What needs to be done: For each line below that includes the word "name", make a copy.

Entries provided:
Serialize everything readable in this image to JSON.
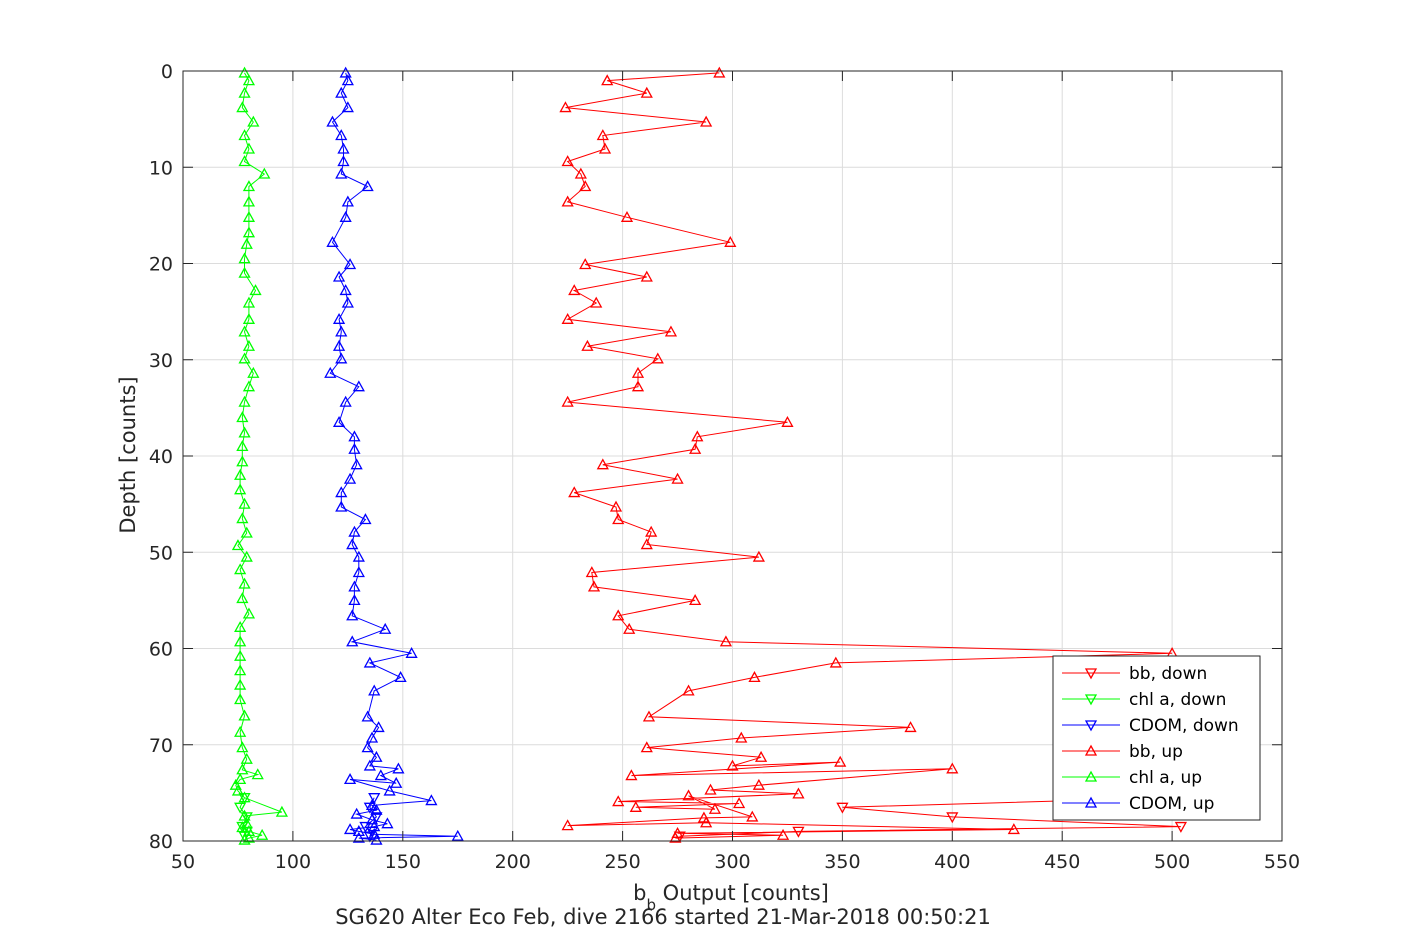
{
  "chart_data": {
    "type": "line",
    "title": "",
    "caption": "SG620 Alter Eco Feb, dive 2166 started 21-Mar-2018 00:50:21",
    "xlabel": {
      "main": "b",
      "sub": "b",
      "rest": " Output [counts]"
    },
    "ylabel": "Depth [counts]",
    "xlim": [
      50,
      550
    ],
    "ylim": [
      0,
      80
    ],
    "y_reversed": true,
    "grid": true,
    "xticks": [
      "50",
      "100",
      "150",
      "200",
      "250",
      "300",
      "350",
      "400",
      "450",
      "500",
      "550"
    ],
    "yticks": [
      "0",
      "10",
      "20",
      "30",
      "40",
      "50",
      "60",
      "70",
      "80"
    ],
    "legend_position": "bottom-right",
    "series": [
      {
        "name": "bb, down",
        "color": "#ff0000",
        "marker": "triangle-down",
        "points": [
          [
            500,
            75.5
          ],
          [
            350,
            76.5
          ],
          [
            400,
            77.5
          ],
          [
            504,
            78.5
          ],
          [
            330,
            79.0
          ],
          [
            276,
            79.5
          ]
        ]
      },
      {
        "name": "chl a, down",
        "color": "#00ff00",
        "marker": "triangle-down",
        "points": [
          [
            78,
            75.5
          ],
          [
            76,
            76.5
          ],
          [
            79,
            77.5
          ],
          [
            77,
            78.5
          ],
          [
            79,
            79.0
          ],
          [
            78,
            79.5
          ]
        ]
      },
      {
        "name": "CDOM, down",
        "color": "#0000ff",
        "marker": "triangle-down",
        "points": [
          [
            137,
            75.5
          ],
          [
            135,
            76.5
          ],
          [
            138,
            77.5
          ],
          [
            133,
            78.5
          ],
          [
            136,
            79.0
          ],
          [
            135,
            79.5
          ]
        ]
      },
      {
        "name": "bb, up",
        "color": "#ff0000",
        "marker": "triangle-up",
        "points": [
          [
            294,
            0.2
          ],
          [
            243,
            1.0
          ],
          [
            261,
            2.3
          ],
          [
            224,
            3.8
          ],
          [
            288,
            5.3
          ],
          [
            241,
            6.7
          ],
          [
            242,
            8.1
          ],
          [
            225,
            9.4
          ],
          [
            231,
            10.7
          ],
          [
            233,
            12.0
          ],
          [
            225,
            13.6
          ],
          [
            252,
            15.2
          ],
          [
            299,
            17.8
          ],
          [
            233,
            20.1
          ],
          [
            261,
            21.4
          ],
          [
            228,
            22.8
          ],
          [
            238,
            24.1
          ],
          [
            225,
            25.8
          ],
          [
            272,
            27.1
          ],
          [
            234,
            28.6
          ],
          [
            266,
            29.9
          ],
          [
            257,
            31.4
          ],
          [
            257,
            32.8
          ],
          [
            225,
            34.4
          ],
          [
            325,
            36.5
          ],
          [
            284,
            38.0
          ],
          [
            283,
            39.3
          ],
          [
            241,
            40.9
          ],
          [
            275,
            42.4
          ],
          [
            228,
            43.8
          ],
          [
            247,
            45.3
          ],
          [
            248,
            46.6
          ],
          [
            263,
            47.9
          ],
          [
            261,
            49.2
          ],
          [
            312,
            50.5
          ],
          [
            236,
            52.1
          ],
          [
            237,
            53.6
          ],
          [
            283,
            55.0
          ],
          [
            248,
            56.6
          ],
          [
            253,
            58.0
          ],
          [
            297,
            59.3
          ],
          [
            500,
            60.5
          ],
          [
            347,
            61.5
          ],
          [
            310,
            63.0
          ],
          [
            280,
            64.4
          ],
          [
            262,
            67.1
          ],
          [
            381,
            68.2
          ],
          [
            304,
            69.3
          ],
          [
            261,
            70.3
          ],
          [
            313,
            71.3
          ],
          [
            300,
            72.2
          ],
          [
            349,
            71.8
          ],
          [
            254,
            73.2
          ],
          [
            400,
            72.5
          ],
          [
            312,
            74.2
          ],
          [
            290,
            74.7
          ],
          [
            330,
            75.1
          ],
          [
            248,
            75.9
          ],
          [
            303,
            76.1
          ],
          [
            256,
            76.5
          ],
          [
            292,
            76.7
          ],
          [
            280,
            75.3
          ],
          [
            309,
            77.5
          ],
          [
            287,
            77.6
          ],
          [
            225,
            78.4
          ],
          [
            288,
            78.1
          ],
          [
            428,
            78.8
          ],
          [
            275,
            79.2
          ],
          [
            323,
            79.4
          ],
          [
            274,
            79.7
          ]
        ]
      },
      {
        "name": "chl a, up",
        "color": "#00ff00",
        "marker": "triangle-up",
        "points": [
          [
            78,
            0.2
          ],
          [
            80,
            1.0
          ],
          [
            78,
            2.3
          ],
          [
            77,
            3.8
          ],
          [
            82,
            5.3
          ],
          [
            78,
            6.7
          ],
          [
            80,
            8.1
          ],
          [
            78,
            9.4
          ],
          [
            87,
            10.7
          ],
          [
            80,
            12.0
          ],
          [
            80,
            13.6
          ],
          [
            80,
            15.2
          ],
          [
            80,
            16.8
          ],
          [
            79,
            18.0
          ],
          [
            78,
            19.5
          ],
          [
            78,
            21.0
          ],
          [
            83,
            22.8
          ],
          [
            80,
            24.1
          ],
          [
            80,
            25.8
          ],
          [
            78,
            27.1
          ],
          [
            80,
            28.6
          ],
          [
            78,
            29.9
          ],
          [
            82,
            31.4
          ],
          [
            80,
            32.8
          ],
          [
            78,
            34.4
          ],
          [
            77,
            36.0
          ],
          [
            78,
            37.6
          ],
          [
            77,
            39.0
          ],
          [
            77,
            40.6
          ],
          [
            76,
            42.0
          ],
          [
            76,
            43.5
          ],
          [
            78,
            45.0
          ],
          [
            77,
            46.5
          ],
          [
            79,
            48.0
          ],
          [
            75,
            49.3
          ],
          [
            79,
            50.5
          ],
          [
            76,
            51.8
          ],
          [
            78,
            53.3
          ],
          [
            77,
            54.8
          ],
          [
            80,
            56.4
          ],
          [
            76,
            57.8
          ],
          [
            76,
            59.3
          ],
          [
            76,
            60.8
          ],
          [
            76,
            62.3
          ],
          [
            76,
            63.8
          ],
          [
            76,
            65.3
          ],
          [
            78,
            67.0
          ],
          [
            76,
            68.7
          ],
          [
            77,
            70.3
          ],
          [
            79,
            71.5
          ],
          [
            77,
            72.6
          ],
          [
            84,
            73.1
          ],
          [
            76,
            73.6
          ],
          [
            74,
            74.2
          ],
          [
            75,
            74.8
          ],
          [
            78,
            75.5
          ],
          [
            95,
            77.0
          ],
          [
            78,
            77.4
          ],
          [
            79,
            78.2
          ],
          [
            77,
            78.6
          ],
          [
            80,
            79.0
          ],
          [
            86,
            79.4
          ],
          [
            80,
            79.7
          ],
          [
            78,
            79.9
          ]
        ]
      },
      {
        "name": "CDOM, up",
        "color": "#0000ff",
        "marker": "triangle-up",
        "points": [
          [
            124,
            0.2
          ],
          [
            125,
            1.0
          ],
          [
            122,
            2.3
          ],
          [
            125,
            3.8
          ],
          [
            118,
            5.3
          ],
          [
            122,
            6.7
          ],
          [
            123,
            8.1
          ],
          [
            123,
            9.4
          ],
          [
            122,
            10.7
          ],
          [
            134,
            12.0
          ],
          [
            125,
            13.6
          ],
          [
            124,
            15.2
          ],
          [
            118,
            17.8
          ],
          [
            126,
            20.1
          ],
          [
            121,
            21.4
          ],
          [
            124,
            22.8
          ],
          [
            125,
            24.1
          ],
          [
            121,
            25.8
          ],
          [
            122,
            27.1
          ],
          [
            121,
            28.6
          ],
          [
            122,
            29.9
          ],
          [
            117,
            31.4
          ],
          [
            130,
            32.8
          ],
          [
            124,
            34.4
          ],
          [
            121,
            36.5
          ],
          [
            128,
            38.0
          ],
          [
            128,
            39.3
          ],
          [
            129,
            40.9
          ],
          [
            126,
            42.4
          ],
          [
            122,
            43.8
          ],
          [
            122,
            45.3
          ],
          [
            133,
            46.6
          ],
          [
            128,
            47.9
          ],
          [
            127,
            49.2
          ],
          [
            130,
            50.5
          ],
          [
            130,
            52.1
          ],
          [
            128,
            53.6
          ],
          [
            128,
            55.0
          ],
          [
            127,
            56.6
          ],
          [
            142,
            58.0
          ],
          [
            127,
            59.3
          ],
          [
            154,
            60.5
          ],
          [
            135,
            61.5
          ],
          [
            149,
            63.0
          ],
          [
            137,
            64.4
          ],
          [
            134,
            67.1
          ],
          [
            139,
            68.2
          ],
          [
            136,
            69.3
          ],
          [
            134,
            70.3
          ],
          [
            138,
            71.3
          ],
          [
            135,
            72.2
          ],
          [
            148,
            72.5
          ],
          [
            140,
            73.2
          ],
          [
            147,
            74.0
          ],
          [
            126,
            73.6
          ],
          [
            144,
            74.8
          ],
          [
            163,
            75.8
          ],
          [
            136,
            76.3
          ],
          [
            138,
            76.8
          ],
          [
            129,
            77.2
          ],
          [
            136,
            77.8
          ],
          [
            143,
            78.2
          ],
          [
            137,
            78.5
          ],
          [
            126,
            78.8
          ],
          [
            130,
            79.0
          ],
          [
            137,
            79.3
          ],
          [
            175,
            79.5
          ],
          [
            130,
            79.7
          ],
          [
            138,
            79.9
          ]
        ]
      }
    ]
  }
}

Written answer:
        "name": "bb, down",
        "name": "chl a, down",
        "name": "CDOM, down",
        "name": "bb, up",
        "name": "chl a, up",
        "name": "CDOM, up",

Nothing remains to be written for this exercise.